JOB:
State how many lines in these records contain the word "preview", and nothing else.

begin SOURCE MATERIAL

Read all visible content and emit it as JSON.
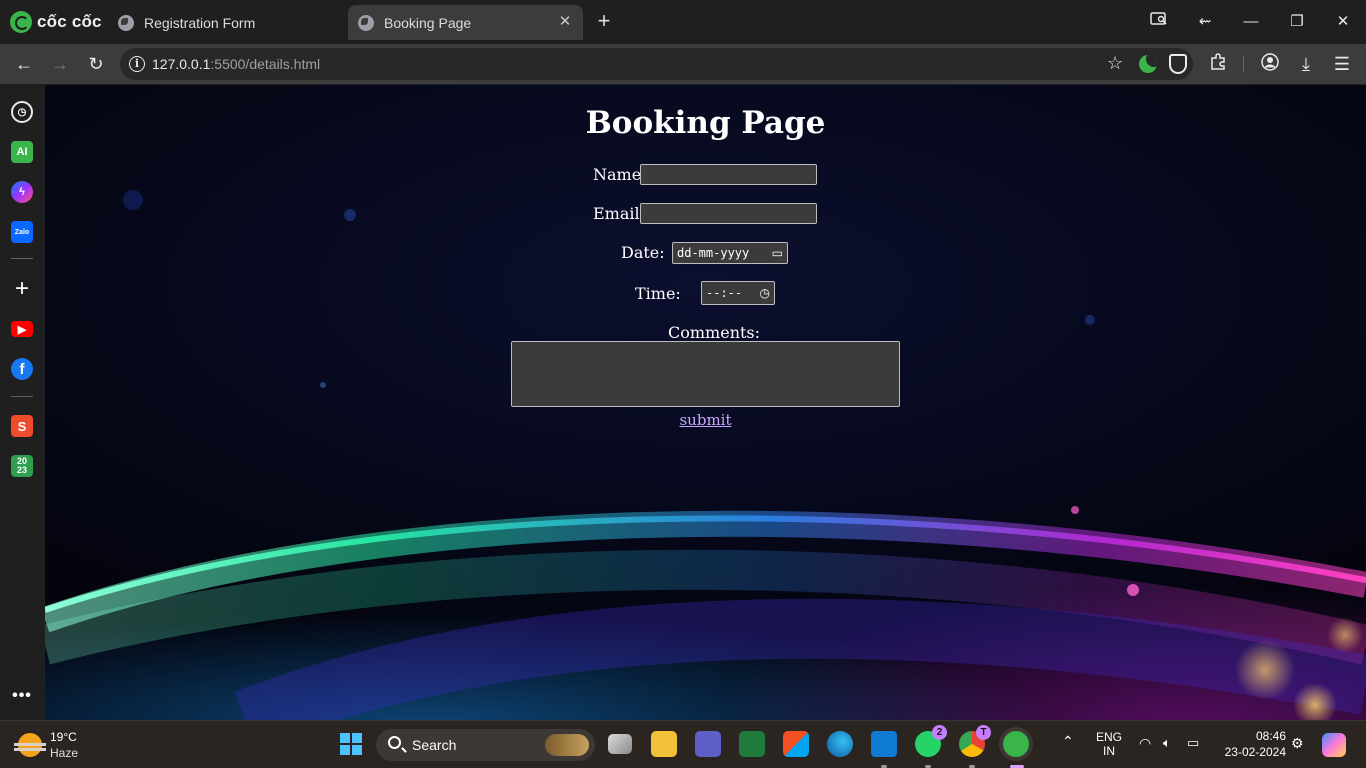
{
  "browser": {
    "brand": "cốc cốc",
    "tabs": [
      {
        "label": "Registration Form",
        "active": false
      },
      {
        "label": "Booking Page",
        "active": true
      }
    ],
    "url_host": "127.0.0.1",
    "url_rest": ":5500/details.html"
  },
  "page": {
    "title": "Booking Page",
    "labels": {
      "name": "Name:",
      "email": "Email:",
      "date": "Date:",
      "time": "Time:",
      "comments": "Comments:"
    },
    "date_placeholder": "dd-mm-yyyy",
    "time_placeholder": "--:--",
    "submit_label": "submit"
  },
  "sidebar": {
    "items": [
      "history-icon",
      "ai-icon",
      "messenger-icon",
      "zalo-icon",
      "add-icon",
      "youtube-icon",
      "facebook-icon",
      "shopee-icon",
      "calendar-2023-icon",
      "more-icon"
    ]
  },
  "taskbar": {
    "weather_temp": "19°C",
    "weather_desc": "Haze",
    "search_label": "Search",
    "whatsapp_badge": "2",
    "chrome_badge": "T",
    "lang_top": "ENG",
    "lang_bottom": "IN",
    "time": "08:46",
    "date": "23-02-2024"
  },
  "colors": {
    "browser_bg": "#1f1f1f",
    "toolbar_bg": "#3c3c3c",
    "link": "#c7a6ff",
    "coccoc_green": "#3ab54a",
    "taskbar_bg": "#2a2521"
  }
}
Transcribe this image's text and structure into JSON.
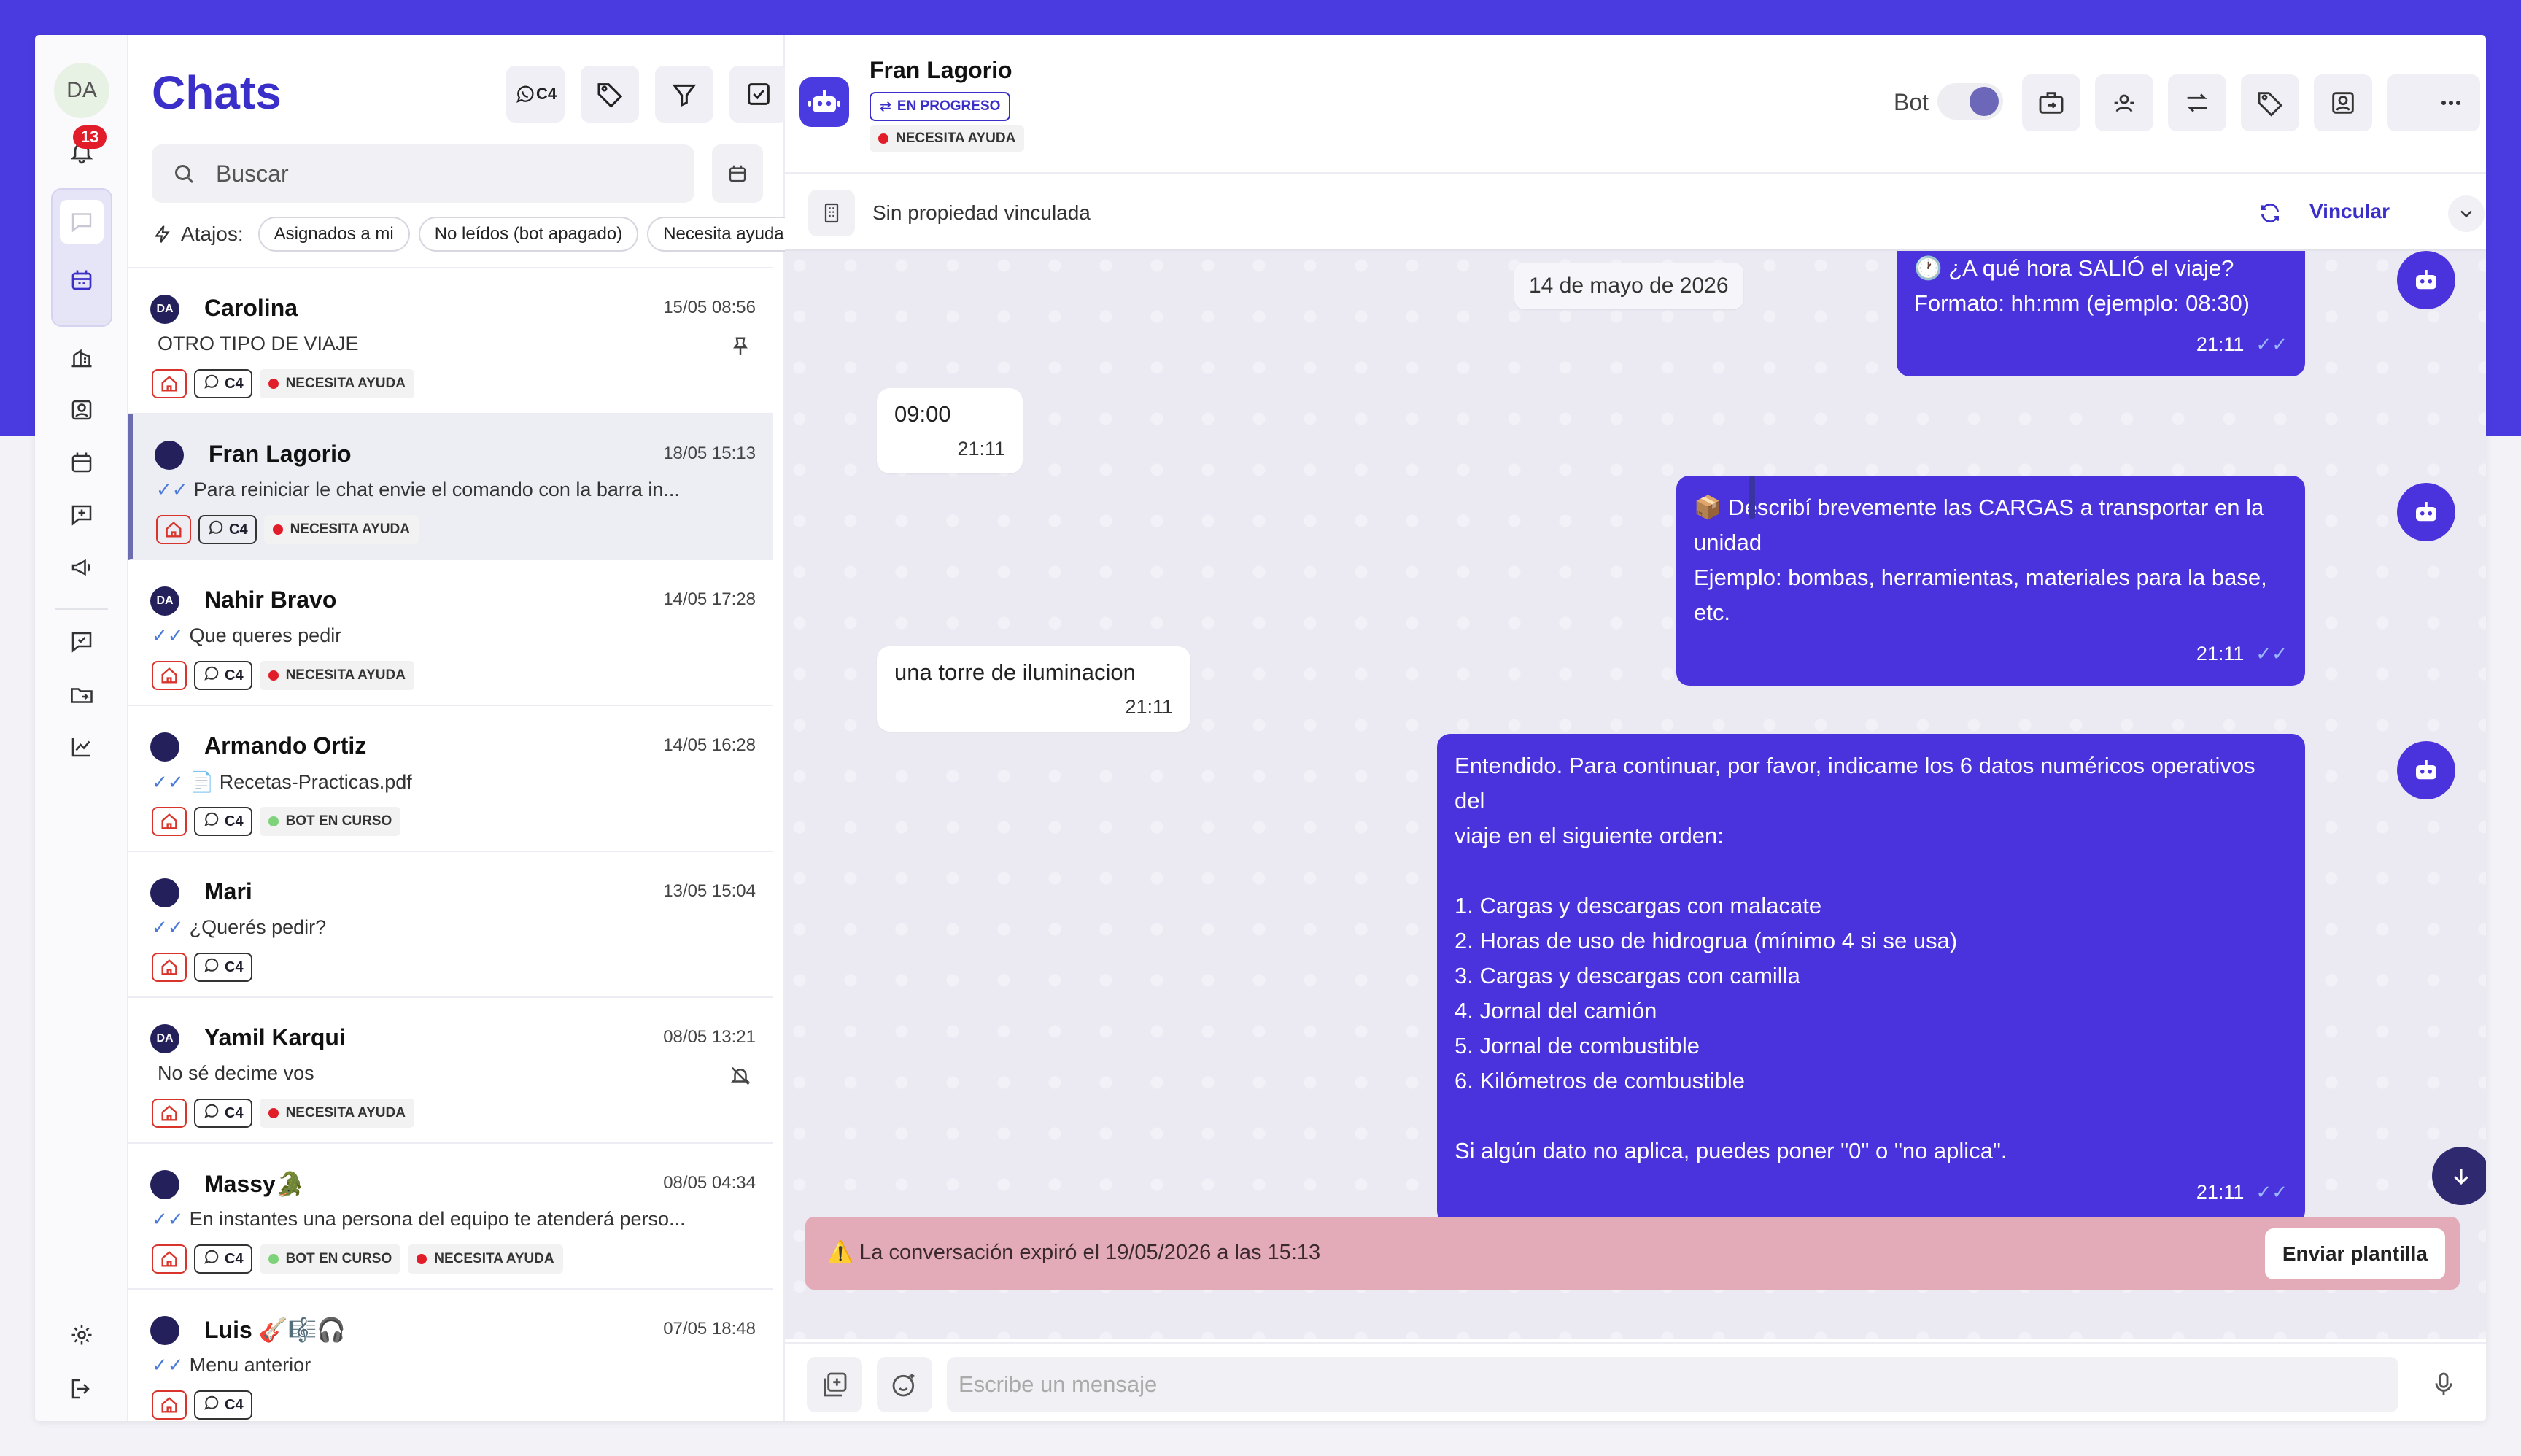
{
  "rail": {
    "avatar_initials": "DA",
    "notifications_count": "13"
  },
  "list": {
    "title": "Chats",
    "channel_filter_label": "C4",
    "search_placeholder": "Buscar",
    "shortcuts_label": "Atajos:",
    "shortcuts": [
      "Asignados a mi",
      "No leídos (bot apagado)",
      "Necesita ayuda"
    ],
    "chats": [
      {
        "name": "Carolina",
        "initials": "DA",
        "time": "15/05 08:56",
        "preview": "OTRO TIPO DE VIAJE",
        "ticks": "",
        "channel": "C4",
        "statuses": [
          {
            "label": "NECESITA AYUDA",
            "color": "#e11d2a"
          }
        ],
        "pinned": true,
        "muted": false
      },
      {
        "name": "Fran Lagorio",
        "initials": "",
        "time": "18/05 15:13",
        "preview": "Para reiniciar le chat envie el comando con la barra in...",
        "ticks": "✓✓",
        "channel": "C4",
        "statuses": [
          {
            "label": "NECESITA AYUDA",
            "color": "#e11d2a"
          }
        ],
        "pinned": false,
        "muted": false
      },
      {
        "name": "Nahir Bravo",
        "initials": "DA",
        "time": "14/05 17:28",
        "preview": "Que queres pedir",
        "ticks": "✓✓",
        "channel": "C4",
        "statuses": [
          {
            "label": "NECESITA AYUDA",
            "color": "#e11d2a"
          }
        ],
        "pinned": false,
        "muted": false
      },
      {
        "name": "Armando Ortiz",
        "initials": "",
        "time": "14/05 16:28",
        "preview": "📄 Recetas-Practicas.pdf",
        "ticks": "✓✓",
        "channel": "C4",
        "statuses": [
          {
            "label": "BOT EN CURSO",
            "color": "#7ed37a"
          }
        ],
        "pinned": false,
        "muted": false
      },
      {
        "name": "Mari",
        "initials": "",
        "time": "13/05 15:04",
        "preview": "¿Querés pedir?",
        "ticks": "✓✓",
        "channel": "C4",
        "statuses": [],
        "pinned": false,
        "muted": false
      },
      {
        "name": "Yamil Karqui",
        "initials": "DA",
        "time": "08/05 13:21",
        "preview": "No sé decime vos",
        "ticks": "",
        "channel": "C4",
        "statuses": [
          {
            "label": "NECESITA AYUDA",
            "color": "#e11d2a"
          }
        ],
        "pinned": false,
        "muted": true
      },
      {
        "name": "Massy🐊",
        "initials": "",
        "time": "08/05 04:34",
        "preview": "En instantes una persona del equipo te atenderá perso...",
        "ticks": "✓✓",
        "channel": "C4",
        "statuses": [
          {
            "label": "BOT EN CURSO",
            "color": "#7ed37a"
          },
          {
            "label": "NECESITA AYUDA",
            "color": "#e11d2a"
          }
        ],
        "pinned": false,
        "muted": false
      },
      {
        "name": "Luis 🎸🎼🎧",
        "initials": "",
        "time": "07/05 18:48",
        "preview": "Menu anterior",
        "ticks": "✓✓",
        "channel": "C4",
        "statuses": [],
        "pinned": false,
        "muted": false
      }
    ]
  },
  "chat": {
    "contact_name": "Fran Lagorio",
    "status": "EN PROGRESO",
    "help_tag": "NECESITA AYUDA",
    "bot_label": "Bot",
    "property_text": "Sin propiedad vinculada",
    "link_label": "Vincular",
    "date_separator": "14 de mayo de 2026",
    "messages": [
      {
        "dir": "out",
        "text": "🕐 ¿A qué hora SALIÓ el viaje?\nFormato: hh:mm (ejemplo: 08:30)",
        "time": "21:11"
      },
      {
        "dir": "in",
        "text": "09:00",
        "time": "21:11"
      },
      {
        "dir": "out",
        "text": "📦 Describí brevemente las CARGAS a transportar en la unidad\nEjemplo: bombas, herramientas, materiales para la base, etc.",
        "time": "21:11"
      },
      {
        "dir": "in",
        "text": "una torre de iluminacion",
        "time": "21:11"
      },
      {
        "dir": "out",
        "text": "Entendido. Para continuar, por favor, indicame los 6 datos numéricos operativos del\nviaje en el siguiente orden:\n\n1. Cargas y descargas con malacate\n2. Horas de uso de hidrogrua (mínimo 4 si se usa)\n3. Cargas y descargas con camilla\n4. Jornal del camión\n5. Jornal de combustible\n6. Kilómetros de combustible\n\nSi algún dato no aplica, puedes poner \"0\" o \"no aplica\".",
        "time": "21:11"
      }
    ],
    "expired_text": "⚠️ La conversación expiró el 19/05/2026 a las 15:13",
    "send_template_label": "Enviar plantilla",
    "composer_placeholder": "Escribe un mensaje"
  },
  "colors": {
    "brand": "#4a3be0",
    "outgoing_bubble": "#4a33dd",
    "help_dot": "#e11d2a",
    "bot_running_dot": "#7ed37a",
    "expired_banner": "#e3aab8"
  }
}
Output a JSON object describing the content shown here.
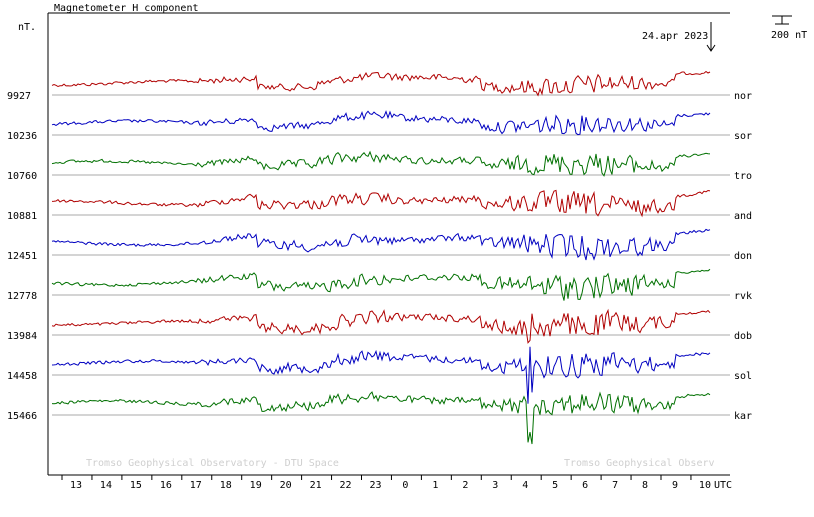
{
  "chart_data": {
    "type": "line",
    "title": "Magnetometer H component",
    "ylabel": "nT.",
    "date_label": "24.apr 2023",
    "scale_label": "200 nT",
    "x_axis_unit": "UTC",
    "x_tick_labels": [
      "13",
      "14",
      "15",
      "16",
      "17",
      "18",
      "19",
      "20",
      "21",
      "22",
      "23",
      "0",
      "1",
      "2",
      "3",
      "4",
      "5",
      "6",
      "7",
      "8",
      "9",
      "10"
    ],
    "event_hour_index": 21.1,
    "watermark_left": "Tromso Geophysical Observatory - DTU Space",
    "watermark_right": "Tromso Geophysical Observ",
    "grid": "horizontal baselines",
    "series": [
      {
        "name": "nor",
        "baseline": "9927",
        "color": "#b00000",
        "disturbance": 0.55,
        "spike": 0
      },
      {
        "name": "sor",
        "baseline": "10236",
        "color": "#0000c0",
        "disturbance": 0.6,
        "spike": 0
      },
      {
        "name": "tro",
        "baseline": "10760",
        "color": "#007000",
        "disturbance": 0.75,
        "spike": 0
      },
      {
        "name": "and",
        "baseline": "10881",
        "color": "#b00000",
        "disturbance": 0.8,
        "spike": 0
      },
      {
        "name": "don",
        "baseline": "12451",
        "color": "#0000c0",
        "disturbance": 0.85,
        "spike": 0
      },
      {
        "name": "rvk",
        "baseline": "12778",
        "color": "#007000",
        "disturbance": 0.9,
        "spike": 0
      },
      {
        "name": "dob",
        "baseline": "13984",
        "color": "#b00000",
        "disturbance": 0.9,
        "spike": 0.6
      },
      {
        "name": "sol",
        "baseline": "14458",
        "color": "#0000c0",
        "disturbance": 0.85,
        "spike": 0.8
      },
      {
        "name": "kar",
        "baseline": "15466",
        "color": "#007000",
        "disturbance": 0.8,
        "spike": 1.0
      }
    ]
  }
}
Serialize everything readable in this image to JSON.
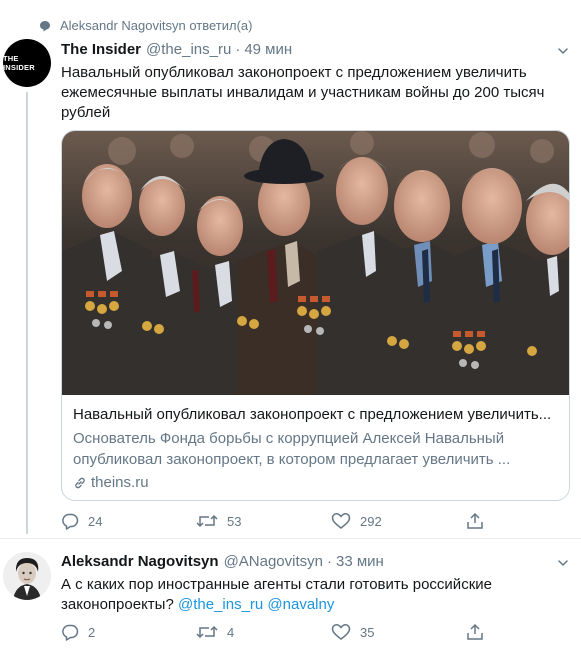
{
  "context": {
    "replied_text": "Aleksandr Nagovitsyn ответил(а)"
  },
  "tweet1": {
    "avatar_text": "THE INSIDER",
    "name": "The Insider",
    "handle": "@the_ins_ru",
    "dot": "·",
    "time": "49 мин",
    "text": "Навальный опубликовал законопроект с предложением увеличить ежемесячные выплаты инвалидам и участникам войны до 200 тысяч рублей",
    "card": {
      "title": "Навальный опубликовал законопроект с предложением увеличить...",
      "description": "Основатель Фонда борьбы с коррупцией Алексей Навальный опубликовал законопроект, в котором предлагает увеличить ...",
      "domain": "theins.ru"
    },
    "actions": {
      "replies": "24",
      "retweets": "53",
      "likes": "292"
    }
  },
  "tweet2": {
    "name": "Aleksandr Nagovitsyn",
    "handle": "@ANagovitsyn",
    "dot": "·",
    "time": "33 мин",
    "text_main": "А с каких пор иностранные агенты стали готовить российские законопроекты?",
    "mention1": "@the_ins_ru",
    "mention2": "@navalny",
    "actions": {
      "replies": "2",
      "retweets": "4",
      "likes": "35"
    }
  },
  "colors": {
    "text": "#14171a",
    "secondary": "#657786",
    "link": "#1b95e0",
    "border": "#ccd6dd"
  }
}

end SOURCE MATERIAL

FULL RESPONSE:
8